→ Task:
Return every record verbatim.

Start of Data provided

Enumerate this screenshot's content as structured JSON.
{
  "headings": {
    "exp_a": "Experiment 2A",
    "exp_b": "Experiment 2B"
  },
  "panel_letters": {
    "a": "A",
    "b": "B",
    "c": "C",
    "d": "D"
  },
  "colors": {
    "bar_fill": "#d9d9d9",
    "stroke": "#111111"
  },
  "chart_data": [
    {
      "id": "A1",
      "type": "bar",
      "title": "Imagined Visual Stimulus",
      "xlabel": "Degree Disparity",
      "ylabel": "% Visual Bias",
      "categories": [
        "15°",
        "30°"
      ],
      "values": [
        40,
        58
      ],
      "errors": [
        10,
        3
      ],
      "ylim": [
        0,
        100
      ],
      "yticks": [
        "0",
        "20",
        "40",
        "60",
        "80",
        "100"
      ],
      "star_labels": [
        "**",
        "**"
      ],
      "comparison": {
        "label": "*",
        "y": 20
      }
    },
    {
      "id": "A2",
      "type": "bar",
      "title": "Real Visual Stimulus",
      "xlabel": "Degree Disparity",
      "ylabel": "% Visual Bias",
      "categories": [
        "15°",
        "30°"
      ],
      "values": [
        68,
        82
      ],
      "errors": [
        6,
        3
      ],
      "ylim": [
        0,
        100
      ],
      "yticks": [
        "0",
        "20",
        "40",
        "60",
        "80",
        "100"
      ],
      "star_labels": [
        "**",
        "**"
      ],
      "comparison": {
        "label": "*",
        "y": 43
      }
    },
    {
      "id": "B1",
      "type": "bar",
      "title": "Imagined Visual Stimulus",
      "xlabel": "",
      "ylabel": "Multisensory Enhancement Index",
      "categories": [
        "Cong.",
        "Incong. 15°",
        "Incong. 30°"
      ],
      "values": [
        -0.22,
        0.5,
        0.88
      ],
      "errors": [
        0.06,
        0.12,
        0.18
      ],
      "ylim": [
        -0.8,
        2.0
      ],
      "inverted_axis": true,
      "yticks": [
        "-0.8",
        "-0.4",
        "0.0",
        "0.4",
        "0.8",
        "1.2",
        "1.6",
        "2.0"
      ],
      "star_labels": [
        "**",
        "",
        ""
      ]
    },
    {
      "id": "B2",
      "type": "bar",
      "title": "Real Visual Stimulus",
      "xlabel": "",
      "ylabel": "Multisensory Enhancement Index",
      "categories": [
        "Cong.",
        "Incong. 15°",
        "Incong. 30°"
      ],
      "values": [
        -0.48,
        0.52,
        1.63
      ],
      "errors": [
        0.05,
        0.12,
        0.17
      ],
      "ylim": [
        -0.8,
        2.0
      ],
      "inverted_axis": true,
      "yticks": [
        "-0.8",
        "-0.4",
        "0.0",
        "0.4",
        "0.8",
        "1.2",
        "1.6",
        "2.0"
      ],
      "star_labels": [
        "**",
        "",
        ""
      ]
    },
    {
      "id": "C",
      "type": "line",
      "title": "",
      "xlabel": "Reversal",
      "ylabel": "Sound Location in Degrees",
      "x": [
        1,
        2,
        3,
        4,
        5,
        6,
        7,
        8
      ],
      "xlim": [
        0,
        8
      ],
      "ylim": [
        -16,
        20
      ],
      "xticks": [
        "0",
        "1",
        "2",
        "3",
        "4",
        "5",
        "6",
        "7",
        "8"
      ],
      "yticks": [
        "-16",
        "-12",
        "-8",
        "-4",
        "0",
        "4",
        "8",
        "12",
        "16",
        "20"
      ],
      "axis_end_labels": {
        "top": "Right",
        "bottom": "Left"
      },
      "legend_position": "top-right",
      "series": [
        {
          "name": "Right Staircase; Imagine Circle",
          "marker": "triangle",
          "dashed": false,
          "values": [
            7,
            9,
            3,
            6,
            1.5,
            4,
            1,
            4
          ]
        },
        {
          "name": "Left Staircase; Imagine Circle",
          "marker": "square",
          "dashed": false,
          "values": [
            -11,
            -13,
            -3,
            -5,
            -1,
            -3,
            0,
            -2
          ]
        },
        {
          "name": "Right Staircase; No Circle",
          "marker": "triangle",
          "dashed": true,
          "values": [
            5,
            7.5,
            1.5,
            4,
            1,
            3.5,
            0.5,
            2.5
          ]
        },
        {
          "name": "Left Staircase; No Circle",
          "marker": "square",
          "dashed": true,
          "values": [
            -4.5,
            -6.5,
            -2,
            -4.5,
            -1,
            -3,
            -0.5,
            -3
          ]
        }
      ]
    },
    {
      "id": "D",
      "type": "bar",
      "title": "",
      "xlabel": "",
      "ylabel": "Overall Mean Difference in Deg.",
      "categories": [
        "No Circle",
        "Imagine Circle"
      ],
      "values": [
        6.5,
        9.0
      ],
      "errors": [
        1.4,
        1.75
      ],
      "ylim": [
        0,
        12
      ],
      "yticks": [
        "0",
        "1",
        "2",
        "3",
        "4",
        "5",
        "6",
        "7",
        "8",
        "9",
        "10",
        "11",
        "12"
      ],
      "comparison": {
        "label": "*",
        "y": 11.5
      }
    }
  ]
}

End of Data provided

→ Final result:
Enumerate this screenshot's content as structured JSON.
{
  "headings": {
    "exp_a": "Experiment 2A",
    "exp_b": "Experiment 2B"
  },
  "panel_letters": {
    "a": "A",
    "b": "B",
    "c": "C",
    "d": "D"
  },
  "colors": {
    "bar_fill": "#d9d9d9",
    "stroke": "#111111"
  },
  "chart_data": [
    {
      "id": "A1",
      "type": "bar",
      "title": "Imagined Visual Stimulus",
      "xlabel": "Degree Disparity",
      "ylabel": "% Visual Bias",
      "categories": [
        "15°",
        "30°"
      ],
      "values": [
        40,
        58
      ],
      "errors": [
        10,
        3
      ],
      "ylim": [
        0,
        100
      ],
      "yticks": [
        "0",
        "20",
        "40",
        "60",
        "80",
        "100"
      ],
      "star_labels": [
        "**",
        "**"
      ],
      "comparison": {
        "label": "*",
        "y": 20
      }
    },
    {
      "id": "A2",
      "type": "bar",
      "title": "Real Visual Stimulus",
      "xlabel": "Degree Disparity",
      "ylabel": "% Visual Bias",
      "categories": [
        "15°",
        "30°"
      ],
      "values": [
        68,
        82
      ],
      "errors": [
        6,
        3
      ],
      "ylim": [
        0,
        100
      ],
      "yticks": [
        "0",
        "20",
        "40",
        "60",
        "80",
        "100"
      ],
      "star_labels": [
        "**",
        "**"
      ],
      "comparison": {
        "label": "*",
        "y": 43
      }
    },
    {
      "id": "B1",
      "type": "bar",
      "title": "Imagined Visual Stimulus",
      "xlabel": "",
      "ylabel": "Multisensory Enhancement Index",
      "categories": [
        "Cong.",
        "Incong. 15°",
        "Incong. 30°"
      ],
      "values": [
        -0.22,
        0.5,
        0.88
      ],
      "errors": [
        0.06,
        0.12,
        0.18
      ],
      "ylim": [
        -0.8,
        2.0
      ],
      "inverted_axis": true,
      "yticks": [
        "-0.8",
        "-0.4",
        "0.0",
        "0.4",
        "0.8",
        "1.2",
        "1.6",
        "2.0"
      ],
      "star_labels": [
        "**",
        "",
        ""
      ]
    },
    {
      "id": "B2",
      "type": "bar",
      "title": "Real Visual Stimulus",
      "xlabel": "",
      "ylabel": "Multisensory Enhancement Index",
      "categories": [
        "Cong.",
        "Incong. 15°",
        "Incong. 30°"
      ],
      "values": [
        -0.48,
        0.52,
        1.63
      ],
      "errors": [
        0.05,
        0.12,
        0.17
      ],
      "ylim": [
        -0.8,
        2.0
      ],
      "inverted_axis": true,
      "yticks": [
        "-0.8",
        "-0.4",
        "0.0",
        "0.4",
        "0.8",
        "1.2",
        "1.6",
        "2.0"
      ],
      "star_labels": [
        "**",
        "",
        ""
      ]
    },
    {
      "id": "C",
      "type": "line",
      "title": "",
      "xlabel": "Reversal",
      "ylabel": "Sound Location in Degrees",
      "x": [
        1,
        2,
        3,
        4,
        5,
        6,
        7,
        8
      ],
      "xlim": [
        0,
        8
      ],
      "ylim": [
        -16,
        20
      ],
      "xticks": [
        "0",
        "1",
        "2",
        "3",
        "4",
        "5",
        "6",
        "7",
        "8"
      ],
      "yticks": [
        "-16",
        "-12",
        "-8",
        "-4",
        "0",
        "4",
        "8",
        "12",
        "16",
        "20"
      ],
      "axis_end_labels": {
        "top": "Right",
        "bottom": "Left"
      },
      "legend_position": "top-right",
      "series": [
        {
          "name": "Right Staircase; Imagine Circle",
          "marker": "triangle",
          "dashed": false,
          "values": [
            7,
            9,
            3,
            6,
            1.5,
            4,
            1,
            4
          ]
        },
        {
          "name": "Left Staircase; Imagine Circle",
          "marker": "square",
          "dashed": false,
          "values": [
            -11,
            -13,
            -3,
            -5,
            -1,
            -3,
            0,
            -2
          ]
        },
        {
          "name": "Right Staircase; No Circle",
          "marker": "triangle",
          "dashed": true,
          "values": [
            5,
            7.5,
            1.5,
            4,
            1,
            3.5,
            0.5,
            2.5
          ]
        },
        {
          "name": "Left Staircase; No Circle",
          "marker": "square",
          "dashed": true,
          "values": [
            -4.5,
            -6.5,
            -2,
            -4.5,
            -1,
            -3,
            -0.5,
            -3
          ]
        }
      ]
    },
    {
      "id": "D",
      "type": "bar",
      "title": "",
      "xlabel": "",
      "ylabel": "Overall Mean Difference in Deg.",
      "categories": [
        "No Circle",
        "Imagine Circle"
      ],
      "values": [
        6.5,
        9.0
      ],
      "errors": [
        1.4,
        1.75
      ],
      "ylim": [
        0,
        12
      ],
      "yticks": [
        "0",
        "1",
        "2",
        "3",
        "4",
        "5",
        "6",
        "7",
        "8",
        "9",
        "10",
        "11",
        "12"
      ],
      "comparison": {
        "label": "*",
        "y": 11.5
      }
    }
  ]
}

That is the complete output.